Monocytes and macrophages in tissue repair: Implications for immunoregenerative biomaterial design

Abstract

Monocytes and macrophages play a critical role in tissue development, homeostasis, and injury repair. These innate immune cells participate in guiding vascular remodeling, stimulation of local stem and progenitor cells, and structural repair of tissues such as muscle and bone. Therefore, there is a great interest in harnessing this powerful endogenous cell source for therapeutic regeneration through immunoregenerative biomaterial engineering. These materials seek to harness specific subpopulations of monocytes/macrophages to promote repair by influencing their recruitment, positioning, differentiation, and function within a damaged tissue. Monocyte and macrophage phenotypes span a continuum of inflammatory (M1) to anti-inflammatory or pro-regenerative cells (M2), and their heterogeneous functions are highly dependent on microenvironmental cues within the injury niche. Increasing evidence suggests that division of labor among subpopulations of monocytes and macrophages could allow for harnessing regenerative functions over inflammatory functions of myeloid cells; however, the complex balance between necessary functions of inflammatory versus regenerative myeloid cells remains to be fully elucidated. Historically, biomaterial-based therapies for promoting tissue regeneration were designed to minimize the host inflammatory response; although, recent appreciation for the roles that innate immune cells play in tissue repair and material integration has shifted this paradigm. A number of opportunities exist to exploit known signaling systems of specific populations of monocytes/macrophages to promote repair and to better understand the biological and pathological roles of myeloid cells. This review seeks to outline the characteristics of distinct populations of monocytes and macrophages, identify the role of these cells within diverse tissue injury niches, and offer design criteria for immunoregenerative biomaterials given the intrinsic inflammatory response to their implantation.

**Task to complete**: Can you carry on the review of monocytes and macrophages in tissue repair from the end of its abstract?

Document layout analysis data:

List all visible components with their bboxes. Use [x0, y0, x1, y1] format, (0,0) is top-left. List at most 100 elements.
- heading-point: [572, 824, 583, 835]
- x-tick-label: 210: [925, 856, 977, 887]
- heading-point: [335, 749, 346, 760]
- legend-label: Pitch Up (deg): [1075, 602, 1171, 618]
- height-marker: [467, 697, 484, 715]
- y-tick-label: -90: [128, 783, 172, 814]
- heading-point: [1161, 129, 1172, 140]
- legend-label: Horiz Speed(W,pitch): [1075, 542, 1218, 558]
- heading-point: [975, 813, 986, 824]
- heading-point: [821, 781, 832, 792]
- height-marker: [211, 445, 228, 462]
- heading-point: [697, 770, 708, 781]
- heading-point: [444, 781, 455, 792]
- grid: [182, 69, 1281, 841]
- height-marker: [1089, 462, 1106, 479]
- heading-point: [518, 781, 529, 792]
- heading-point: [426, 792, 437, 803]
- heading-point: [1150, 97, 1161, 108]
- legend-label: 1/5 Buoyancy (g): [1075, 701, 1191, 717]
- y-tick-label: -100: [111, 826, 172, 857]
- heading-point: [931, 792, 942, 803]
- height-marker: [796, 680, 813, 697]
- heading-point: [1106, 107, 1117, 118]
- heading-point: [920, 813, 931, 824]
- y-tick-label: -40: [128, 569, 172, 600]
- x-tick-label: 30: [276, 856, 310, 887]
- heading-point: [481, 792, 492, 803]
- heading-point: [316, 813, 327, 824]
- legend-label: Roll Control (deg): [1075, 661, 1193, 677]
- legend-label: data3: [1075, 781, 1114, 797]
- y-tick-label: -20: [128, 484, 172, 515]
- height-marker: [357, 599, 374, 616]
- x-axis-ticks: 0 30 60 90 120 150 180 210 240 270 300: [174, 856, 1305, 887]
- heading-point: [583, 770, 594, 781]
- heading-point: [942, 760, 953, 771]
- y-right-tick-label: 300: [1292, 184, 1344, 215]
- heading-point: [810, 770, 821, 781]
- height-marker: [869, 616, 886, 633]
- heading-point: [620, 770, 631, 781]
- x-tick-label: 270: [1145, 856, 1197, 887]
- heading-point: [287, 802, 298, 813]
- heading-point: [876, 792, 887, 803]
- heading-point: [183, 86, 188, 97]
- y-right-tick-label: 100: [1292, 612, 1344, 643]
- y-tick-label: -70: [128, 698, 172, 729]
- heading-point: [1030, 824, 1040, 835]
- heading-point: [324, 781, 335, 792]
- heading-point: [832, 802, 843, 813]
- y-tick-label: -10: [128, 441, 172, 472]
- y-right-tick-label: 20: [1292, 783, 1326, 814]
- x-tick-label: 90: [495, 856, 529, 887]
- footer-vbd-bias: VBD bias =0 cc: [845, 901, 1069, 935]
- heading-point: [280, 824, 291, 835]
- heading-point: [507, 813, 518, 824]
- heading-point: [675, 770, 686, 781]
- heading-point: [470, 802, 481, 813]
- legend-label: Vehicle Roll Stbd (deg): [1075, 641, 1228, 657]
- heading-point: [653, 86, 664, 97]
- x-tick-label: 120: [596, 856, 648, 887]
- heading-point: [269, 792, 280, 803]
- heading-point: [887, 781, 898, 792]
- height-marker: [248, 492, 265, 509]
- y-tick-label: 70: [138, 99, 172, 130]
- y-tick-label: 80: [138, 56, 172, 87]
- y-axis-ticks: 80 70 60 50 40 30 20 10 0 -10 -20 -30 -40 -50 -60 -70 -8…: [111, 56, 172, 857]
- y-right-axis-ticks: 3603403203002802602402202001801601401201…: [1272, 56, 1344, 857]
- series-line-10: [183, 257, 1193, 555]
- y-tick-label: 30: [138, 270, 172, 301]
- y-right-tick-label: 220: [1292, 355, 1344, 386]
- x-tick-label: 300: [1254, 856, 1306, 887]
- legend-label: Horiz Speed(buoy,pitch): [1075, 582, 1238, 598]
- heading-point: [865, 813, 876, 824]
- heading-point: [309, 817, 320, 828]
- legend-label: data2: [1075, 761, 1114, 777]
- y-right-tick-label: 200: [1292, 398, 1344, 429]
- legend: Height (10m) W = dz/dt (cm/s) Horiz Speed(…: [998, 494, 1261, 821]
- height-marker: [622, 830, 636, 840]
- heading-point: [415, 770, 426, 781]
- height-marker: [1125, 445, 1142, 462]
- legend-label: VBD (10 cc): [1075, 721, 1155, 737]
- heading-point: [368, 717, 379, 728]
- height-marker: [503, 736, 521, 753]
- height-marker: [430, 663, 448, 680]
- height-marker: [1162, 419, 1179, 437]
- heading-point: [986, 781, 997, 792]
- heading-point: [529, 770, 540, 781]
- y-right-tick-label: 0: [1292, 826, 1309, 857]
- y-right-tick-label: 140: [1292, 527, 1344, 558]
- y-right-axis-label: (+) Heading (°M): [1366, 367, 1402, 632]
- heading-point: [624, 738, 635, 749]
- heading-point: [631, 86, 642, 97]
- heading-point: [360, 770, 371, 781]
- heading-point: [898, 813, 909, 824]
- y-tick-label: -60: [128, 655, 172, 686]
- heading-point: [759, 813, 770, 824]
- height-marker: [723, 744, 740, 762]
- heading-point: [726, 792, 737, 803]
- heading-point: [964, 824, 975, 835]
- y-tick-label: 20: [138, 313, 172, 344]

**Written reply**:
Keywords: Monocyte; biomaterial; inflammation; macrophage; regeneration; wound healing.

Figure 1

During injury, heterogeneous populations of monocytes (IM and AM) are recruited from circulation, where they can persist transiently as monocytes or rapidly differentiate into macrophages ranging in phenotype from M1-type to M2-type. Within the specific injury niche, monocytes and macrophages can guide tissue repair by promoting angiogenesis and arteriogenesis, secreting growth factors that guide progenitor cell differentiation and proliferation, regulating the secretome of parenchymal cells, and releasing inflammatory mediators that guide other immune cells. (A color version of this figure is available in the online journal.)

Figure 2

The fate of monocytes and macrophages surrounding implants can be greatly affected by material properties, both those inherent to the selected material and those engineered to confer additional functionality. Properties with effects on macrophages include topographical cues, bulk mechanical properties such as elasticity and stiffness, porosity, functionalization with ligands, and release of biomolecules. (A color version of this figure is available in the online journal.)